■ **Work to do**:
Take the data that follows and retype it word for word.

+++

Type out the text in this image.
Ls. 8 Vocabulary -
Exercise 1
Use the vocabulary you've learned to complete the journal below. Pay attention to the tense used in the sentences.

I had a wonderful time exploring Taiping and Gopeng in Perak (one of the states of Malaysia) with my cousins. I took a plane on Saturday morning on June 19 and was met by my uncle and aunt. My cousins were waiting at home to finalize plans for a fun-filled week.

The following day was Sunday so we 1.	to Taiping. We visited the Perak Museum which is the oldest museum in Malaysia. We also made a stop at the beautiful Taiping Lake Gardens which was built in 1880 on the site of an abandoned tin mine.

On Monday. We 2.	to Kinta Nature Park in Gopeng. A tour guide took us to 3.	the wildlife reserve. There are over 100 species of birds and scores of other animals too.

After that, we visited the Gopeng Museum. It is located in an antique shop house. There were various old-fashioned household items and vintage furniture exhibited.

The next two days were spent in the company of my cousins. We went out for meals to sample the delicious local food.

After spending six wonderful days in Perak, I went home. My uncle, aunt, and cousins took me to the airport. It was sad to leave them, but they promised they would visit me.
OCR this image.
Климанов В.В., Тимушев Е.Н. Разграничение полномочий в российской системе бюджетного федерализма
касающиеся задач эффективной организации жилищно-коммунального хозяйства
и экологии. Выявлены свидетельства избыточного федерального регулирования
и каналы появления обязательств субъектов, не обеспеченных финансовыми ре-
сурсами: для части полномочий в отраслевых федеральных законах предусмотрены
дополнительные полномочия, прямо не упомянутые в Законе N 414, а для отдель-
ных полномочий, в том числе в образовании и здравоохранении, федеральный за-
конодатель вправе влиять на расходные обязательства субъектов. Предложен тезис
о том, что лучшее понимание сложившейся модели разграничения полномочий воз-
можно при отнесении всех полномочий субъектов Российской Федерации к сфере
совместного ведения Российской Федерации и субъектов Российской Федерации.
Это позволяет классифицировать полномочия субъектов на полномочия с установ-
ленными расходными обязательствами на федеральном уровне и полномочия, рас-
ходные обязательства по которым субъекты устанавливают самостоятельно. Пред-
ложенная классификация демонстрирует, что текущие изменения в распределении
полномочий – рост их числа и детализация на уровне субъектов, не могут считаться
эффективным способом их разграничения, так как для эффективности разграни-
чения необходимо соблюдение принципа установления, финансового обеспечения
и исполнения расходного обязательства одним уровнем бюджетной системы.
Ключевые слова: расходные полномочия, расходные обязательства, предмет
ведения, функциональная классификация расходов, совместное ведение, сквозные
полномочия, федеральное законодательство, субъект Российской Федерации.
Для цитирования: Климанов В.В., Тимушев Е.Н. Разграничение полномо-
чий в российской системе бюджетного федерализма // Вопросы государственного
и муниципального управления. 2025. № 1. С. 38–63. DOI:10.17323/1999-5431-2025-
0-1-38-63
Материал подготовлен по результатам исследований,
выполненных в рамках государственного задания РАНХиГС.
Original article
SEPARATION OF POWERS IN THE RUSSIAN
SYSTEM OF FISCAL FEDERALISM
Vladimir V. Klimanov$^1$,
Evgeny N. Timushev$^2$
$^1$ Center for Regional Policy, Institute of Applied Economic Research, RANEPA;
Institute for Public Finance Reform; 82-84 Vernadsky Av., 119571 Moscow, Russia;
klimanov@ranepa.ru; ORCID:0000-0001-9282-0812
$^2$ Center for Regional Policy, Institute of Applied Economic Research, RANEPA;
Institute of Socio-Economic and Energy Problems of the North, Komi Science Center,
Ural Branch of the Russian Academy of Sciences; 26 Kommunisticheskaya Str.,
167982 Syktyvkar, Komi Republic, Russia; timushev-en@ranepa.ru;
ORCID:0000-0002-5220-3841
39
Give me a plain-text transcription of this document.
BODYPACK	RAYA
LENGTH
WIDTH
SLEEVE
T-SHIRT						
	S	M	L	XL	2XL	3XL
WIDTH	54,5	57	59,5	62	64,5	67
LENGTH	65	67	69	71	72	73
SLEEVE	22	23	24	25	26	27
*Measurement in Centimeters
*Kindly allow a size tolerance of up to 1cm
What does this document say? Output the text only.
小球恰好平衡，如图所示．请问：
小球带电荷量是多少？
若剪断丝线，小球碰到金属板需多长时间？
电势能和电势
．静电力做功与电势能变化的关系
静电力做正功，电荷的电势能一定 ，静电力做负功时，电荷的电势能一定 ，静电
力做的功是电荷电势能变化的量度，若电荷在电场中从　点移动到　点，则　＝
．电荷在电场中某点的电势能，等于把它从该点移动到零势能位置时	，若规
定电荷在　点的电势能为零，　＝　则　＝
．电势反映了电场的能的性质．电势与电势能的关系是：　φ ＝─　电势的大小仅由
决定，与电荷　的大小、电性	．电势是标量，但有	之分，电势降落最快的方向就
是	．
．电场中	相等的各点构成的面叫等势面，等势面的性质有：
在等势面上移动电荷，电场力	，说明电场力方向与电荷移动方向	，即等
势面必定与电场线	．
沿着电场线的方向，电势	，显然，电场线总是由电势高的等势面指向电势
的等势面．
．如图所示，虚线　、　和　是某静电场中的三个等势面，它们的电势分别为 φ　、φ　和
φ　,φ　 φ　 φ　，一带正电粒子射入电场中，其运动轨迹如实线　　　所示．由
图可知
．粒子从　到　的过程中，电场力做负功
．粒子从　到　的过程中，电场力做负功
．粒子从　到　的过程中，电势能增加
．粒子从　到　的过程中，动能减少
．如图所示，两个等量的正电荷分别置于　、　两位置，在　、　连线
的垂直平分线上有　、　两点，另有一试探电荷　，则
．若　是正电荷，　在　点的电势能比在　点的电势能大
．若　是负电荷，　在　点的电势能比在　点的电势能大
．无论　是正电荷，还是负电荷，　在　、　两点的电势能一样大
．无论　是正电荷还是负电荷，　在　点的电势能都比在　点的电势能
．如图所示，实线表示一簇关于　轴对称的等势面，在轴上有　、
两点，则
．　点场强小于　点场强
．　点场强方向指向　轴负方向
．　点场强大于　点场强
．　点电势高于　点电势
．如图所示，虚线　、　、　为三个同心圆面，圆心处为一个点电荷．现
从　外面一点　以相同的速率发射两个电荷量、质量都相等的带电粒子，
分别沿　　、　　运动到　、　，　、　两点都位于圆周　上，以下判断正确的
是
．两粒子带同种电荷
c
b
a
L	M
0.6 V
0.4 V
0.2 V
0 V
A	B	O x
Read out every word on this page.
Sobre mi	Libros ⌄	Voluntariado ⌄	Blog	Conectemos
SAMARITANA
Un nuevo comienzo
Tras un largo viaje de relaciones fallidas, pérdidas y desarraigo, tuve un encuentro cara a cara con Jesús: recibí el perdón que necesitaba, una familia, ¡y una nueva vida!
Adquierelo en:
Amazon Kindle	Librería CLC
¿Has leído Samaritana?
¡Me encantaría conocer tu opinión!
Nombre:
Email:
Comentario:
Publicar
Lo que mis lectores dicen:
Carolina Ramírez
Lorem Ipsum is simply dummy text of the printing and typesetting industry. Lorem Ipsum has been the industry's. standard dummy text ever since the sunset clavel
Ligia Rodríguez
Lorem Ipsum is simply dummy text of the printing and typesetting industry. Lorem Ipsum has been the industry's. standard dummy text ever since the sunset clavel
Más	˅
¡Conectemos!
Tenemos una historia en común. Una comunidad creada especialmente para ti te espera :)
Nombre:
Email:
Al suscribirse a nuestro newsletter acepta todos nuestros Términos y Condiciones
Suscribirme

+++

■ **Solution to the exercise**:
Type out the text in this image.
Ls. 8 Vocabulary -
Exercise 1
Use the vocabulary you've learned to complete the journal below. Pay attention to the tense used in the sentences.

I had a wonderful time exploring Taiping and Gopeng in Perak (one of the states of Malaysia) with my cousins. I took a plane on Saturday morning on June 19 and was met by my uncle and aunt. My cousins were waiting at home to finalize plans for a fun-filled week.

The following day was Sunday so we 1.	to Taiping. We visited the Perak Museum which is the oldest museum in Malaysia. We also made a stop at the beautiful Taiping Lake Gardens which was built in 1880 on the site of an abandoned tin mine.

On Monday. We 2.	to Kinta Nature Park in Gopeng. A tour guide took us to 3.	the wildlife reserve. There are over 100 species of birds and scores of other animals too.

After that, we visited the Gopeng Museum. It is located in an antique shop house. There were various old-fashioned household items and vintage furniture exhibited.

The next two days were spent in the company of my cousins. We went out for meals to sample the delicious local food.

After spending six wonderful days in Perak, I went home. My uncle, aunt, and cousins took me to the airport. It was sad to leave them, but they promised they would visit me.
OCR this image.
Климанов В.В., Тимушев Е.Н. Разграничение полномочий в российской системе бюджетного федерализма
касающиеся задач эффективной организации жилищно-коммунального хозяйства
и экологии. Выявлены свидетельства избыточного федерального регулирования
и каналы появления обязательств субъектов, не обеспеченных финансовыми ре-
сурсами: для части полномочий в отраслевых федеральных законах предусмотрены
дополнительные полномочия, прямо не упомянутые в Законе N 414, а для отдель-
ных полномочий, в том числе в образовании и здравоохранении, федеральный за-
конодатель вправе влиять на расходные обязательства субъектов. Предложен тезис
о том, что лучшее понимание сложившейся модели разграничения полномочий воз-
можно при отнесении всех полномочий субъектов Российской Федерации к сфере
совместного ведения Российской Федерации и субъектов Российской Федерации.
Это позволяет классифицировать полномочия субъектов на полномочия с установ-
ленными расходными обязательствами на федеральном уровне и полномочия, рас-
ходные обязательства по которым субъекты устанавливают самостоятельно. Пред-
ложенная классификация демонстрирует, что текущие изменения в распределении
полномочий – рост их числа и детализация на уровне субъектов, не могут считаться
эффективным способом их разграничения, так как для эффективности разграни-
чения необходимо соблюдение принципа установления, финансового обеспечения
и исполнения расходного обязательства одним уровнем бюджетной системы.
Ключевые слова: расходные полномочия, расходные обязательства, предмет
ведения, функциональная классификация расходов, совместное ведение, сквозные
полномочия, федеральное законодательство, субъект Российской Федерации.
Для цитирования: Климанов В.В., Тимушев Е.Н. Разграничение полномо-
чий в российской системе бюджетного федерализма // Вопросы государственного
и муниципального управления. 2025. № 1. С. 38–63. DOI:10.17323/1999-5431-2025-
0-1-38-63
Материал подготовлен по результатам исследований,
выполненных в рамках государственного задания РАНХиГС.
Original article
SEPARATION OF POWERS IN THE RUSSIAN
SYSTEM OF FISCAL FEDERALISM
Vladimir V. Klimanov$^1$,
Evgeny N. Timushev$^2$
$^1$ Center for Regional Policy, Institute of Applied Economic Research, RANEPA;
Institute for Public Finance Reform; 82-84 Vernadsky Av., 119571 Moscow, Russia;
klimanov@ranepa.ru; ORCID:0000-0001-9282-0812
$^2$ Center for Regional Policy, Institute of Applied Economic Research, RANEPA;
Institute of Socio-Economic and Energy Problems of the North, Komi Science Center,
Ural Branch of the Russian Academy of Sciences; 26 Kommunisticheskaya Str.,
167982 Syktyvkar, Komi Republic, Russia; timushev-en@ranepa.ru;
ORCID:0000-0002-5220-3841
39
Give me a plain-text transcription of this document.
BODYPACK	RAYA
LENGTH
WIDTH
SLEEVE
T-SHIRT						
	S	M	L	XL	2XL	3XL
WIDTH	54,5	57	59,5	62	64,5	67
LENGTH	65	67	69	71	72	73
SLEEVE	22	23	24	25	26	27
*Measurement in Centimeters
*Kindly allow a size tolerance of up to 1cm
What does this document say? Output the text only.
小球恰好平衡，如图所示．请问：
小球带电荷量是多少？
若剪断丝线，小球碰到金属板需多长时间？
电势能和电势
．静电力做功与电势能变化的关系
静电力做正功，电荷的电势能一定 ，静电力做负功时，电荷的电势能一定 ，静电
力做的功是电荷电势能变化的量度，若电荷在电场中从　点移动到　点，则　＝
．电荷在电场中某点的电势能，等于把它从该点移动到零势能位置时	，若规
定电荷在　点的电势能为零，　＝　则　＝
．电势反映了电场的能的性质．电势与电势能的关系是：　φ ＝─　电势的大小仅由
决定，与电荷　的大小、电性	．电势是标量，但有	之分，电势降落最快的方向就
是	．
．电场中	相等的各点构成的面叫等势面，等势面的性质有：
在等势面上移动电荷，电场力	，说明电场力方向与电荷移动方向	，即等
势面必定与电场线	．
沿着电场线的方向，电势	，显然，电场线总是由电势高的等势面指向电势
的等势面．
．如图所示，虚线　、　和　是某静电场中的三个等势面，它们的电势分别为 φ　、φ　和
φ　,φ　 φ　 φ　，一带正电粒子射入电场中，其运动轨迹如实线　　　所示．由
图可知
．粒子从　到　的过程中，电场力做负功
．粒子从　到　的过程中，电场力做负功
．粒子从　到　的过程中，电势能增加
．粒子从　到　的过程中，动能减少
．如图所示，两个等量的正电荷分别置于　、　两位置，在　、　连线
的垂直平分线上有　、　两点，另有一试探电荷　，则
．若　是正电荷，　在　点的电势能比在　点的电势能大
．若　是负电荷，　在　点的电势能比在　点的电势能大
．无论　是正电荷，还是负电荷，　在　、　两点的电势能一样大
．无论　是正电荷还是负电荷，　在　点的电势能都比在　点的电势能
．如图所示，实线表示一簇关于　轴对称的等势面，在轴上有　、
两点，则
．　点场强小于　点场强
．　点场强方向指向　轴负方向
．　点场强大于　点场强
．　点电势高于　点电势
．如图所示，虚线　、　、　为三个同心圆面，圆心处为一个点电荷．现
从　外面一点　以相同的速率发射两个电荷量、质量都相等的带电粒子，
分别沿　　、　　运动到　、　，　、　两点都位于圆周　上，以下判断正确的
是
．两粒子带同种电荷
c
b
a
L	M
0.6 V
0.4 V
0.2 V
0 V
A	B	O x
Read out every word on this page.
Sobre mi	Libros ⌄	Voluntariado ⌄	Blog	Conectemos
SAMARITANA
Un nuevo comienzo
Tras un largo viaje de relaciones fallidas, pérdidas y desarraigo, tuve un encuentro cara a cara con Jesús: recibí el perdón que necesitaba, una familia, ¡y una nueva vida!
Adquierelo en:
Amazon Kindle	Librería CLC
¿Has leído Samaritana?
¡Me encantaría conocer tu opinión!
Nombre:
Email:
Comentario:
Publicar
Lo que mis lectores dicen:
Carolina Ramírez
Lorem Ipsum is simply dummy text of the printing and typesetting industry. Lorem Ipsum has been the industry's. standard dummy text ever since the sunset clavel
Ligia Rodríguez
Lorem Ipsum is simply dummy text of the printing and typesetting industry. Lorem Ipsum has been the industry's. standard dummy text ever since the sunset clavel
Más	˅
¡Conectemos!
Tenemos una historia en común. Una comunidad creada especialmente para ti te espera :)
Nombre:
Email:
Al suscribirse a nuestro newsletter acepta todos nuestros Términos y Condiciones
Suscribirme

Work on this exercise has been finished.